> Testo in esame
---+---

Uno psicologo, come gli altri professionisti va in ferie.
Una terapia ben avviata continua, comunque, anche durante queste pause. Alcuni pazienti potrebbero vivere questi periodi con un senso di autonomia, mentre altri con un vissuto di abbandono o semplicemente sentendo la mancanza della routine settimanale/quindicinale rassicurante.
Questi vissuti "fisiologici" possono venir sperimentati differentemente in base alla storia personale dei pazienti ed alla fase del percorso di consulenza o psicoterapia in cui ci si trova.
Possono essere argomento di confronto con il proprio terapeuta ed un'importante occasione di approfondimento.
Con ciascun paziente o famiglia che si affida, attraverso un tempo di conoscenza e fiducia, si instaura un legame particolare e unico, ben descritto nel libro "Il Piccolo Principe" fatto di sentimenti e "risonanze affettive". Ovvero di sentimenti sia piacevoli che spiacevoli di cui lo psicologo diventa talvolta un "contenitore", aiuta ad attraversarli, a trasformarli o semplicemente a condividerne e sostenerne il peso (in base alla situazione specifica).

---+---

> Materiale fornito
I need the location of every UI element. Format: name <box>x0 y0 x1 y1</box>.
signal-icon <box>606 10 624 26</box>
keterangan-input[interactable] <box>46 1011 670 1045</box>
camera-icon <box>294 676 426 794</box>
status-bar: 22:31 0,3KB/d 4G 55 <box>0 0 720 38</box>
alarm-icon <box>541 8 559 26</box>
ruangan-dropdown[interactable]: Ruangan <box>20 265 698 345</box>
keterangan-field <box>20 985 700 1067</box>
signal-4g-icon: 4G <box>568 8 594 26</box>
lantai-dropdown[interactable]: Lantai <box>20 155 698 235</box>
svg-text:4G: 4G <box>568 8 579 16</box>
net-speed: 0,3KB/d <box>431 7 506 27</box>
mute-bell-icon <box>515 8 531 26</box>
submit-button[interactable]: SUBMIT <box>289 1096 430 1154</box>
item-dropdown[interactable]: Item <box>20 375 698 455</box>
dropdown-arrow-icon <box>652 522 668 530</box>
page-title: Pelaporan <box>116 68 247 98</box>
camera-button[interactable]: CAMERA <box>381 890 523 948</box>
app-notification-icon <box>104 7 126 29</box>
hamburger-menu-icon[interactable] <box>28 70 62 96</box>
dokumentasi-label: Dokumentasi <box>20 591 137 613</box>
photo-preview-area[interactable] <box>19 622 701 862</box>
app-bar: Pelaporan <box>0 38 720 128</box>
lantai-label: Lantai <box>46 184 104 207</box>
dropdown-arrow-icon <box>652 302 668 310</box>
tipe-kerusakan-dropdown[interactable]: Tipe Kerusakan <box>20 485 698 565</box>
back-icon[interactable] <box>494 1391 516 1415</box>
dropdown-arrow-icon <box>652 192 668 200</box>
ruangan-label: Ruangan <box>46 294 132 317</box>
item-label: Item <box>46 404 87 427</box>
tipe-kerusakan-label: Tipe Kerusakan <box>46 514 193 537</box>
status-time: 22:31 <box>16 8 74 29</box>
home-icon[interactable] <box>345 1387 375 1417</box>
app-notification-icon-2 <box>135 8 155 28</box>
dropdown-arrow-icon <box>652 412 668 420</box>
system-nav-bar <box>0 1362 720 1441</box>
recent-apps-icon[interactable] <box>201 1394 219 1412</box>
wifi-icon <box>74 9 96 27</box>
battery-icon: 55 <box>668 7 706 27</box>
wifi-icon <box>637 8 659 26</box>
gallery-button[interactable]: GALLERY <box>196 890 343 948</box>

---+---

> Serie di compiti
1 – Riassumi in due frasi il testo sulle ferie dello psicologo.
2 – Per favore, riprendi il testo sulle ferie dello psicologo e prosegui dopo la sua ultima frase.

> Soluzioni dell'esercizio
1 – Anche lo psicologo va in ferie, ma una terapia ben avviata continua durante queste pause, che i pazienti possono vivere con un senso di autonomia, di abbandono o di mancanza della routine, in base alla loro storia personale e alla fase del percorso. Questi vissuti possono diventare argomento di confronto con il terapeuta e un'occasione di approfondimento, dentro il legame particolare e unico che si instaura con ciascun paziente o famiglia.

2 –
Ci sono delle tecniche utili al raggiungimento di questi obiettivi e delle regole previste dall'approccio professionale le quali definiscono "il setting" (gli orari, la frequenza, l'uso del lei con gli adulti...) che talvolta potrebbero far sembrare lo psicologo inizialmente un pò "distaccato" o "schematico". Tuttavia servono a garantire che possa svolgere il suo lavoro, fungendo da "base sicura" a cui far riferimento, senza diventare un familiare, un amico o un semplice confidente.
Il lavoro di psicologo è un lavoro speciale, l'ho sempre pensato prima di intraprenderlo e ancora di più nel momento in cui ho iniziato a svolgerlo.
Oggi penso a come stanno i miei pazienti, contenta di rincontrarli.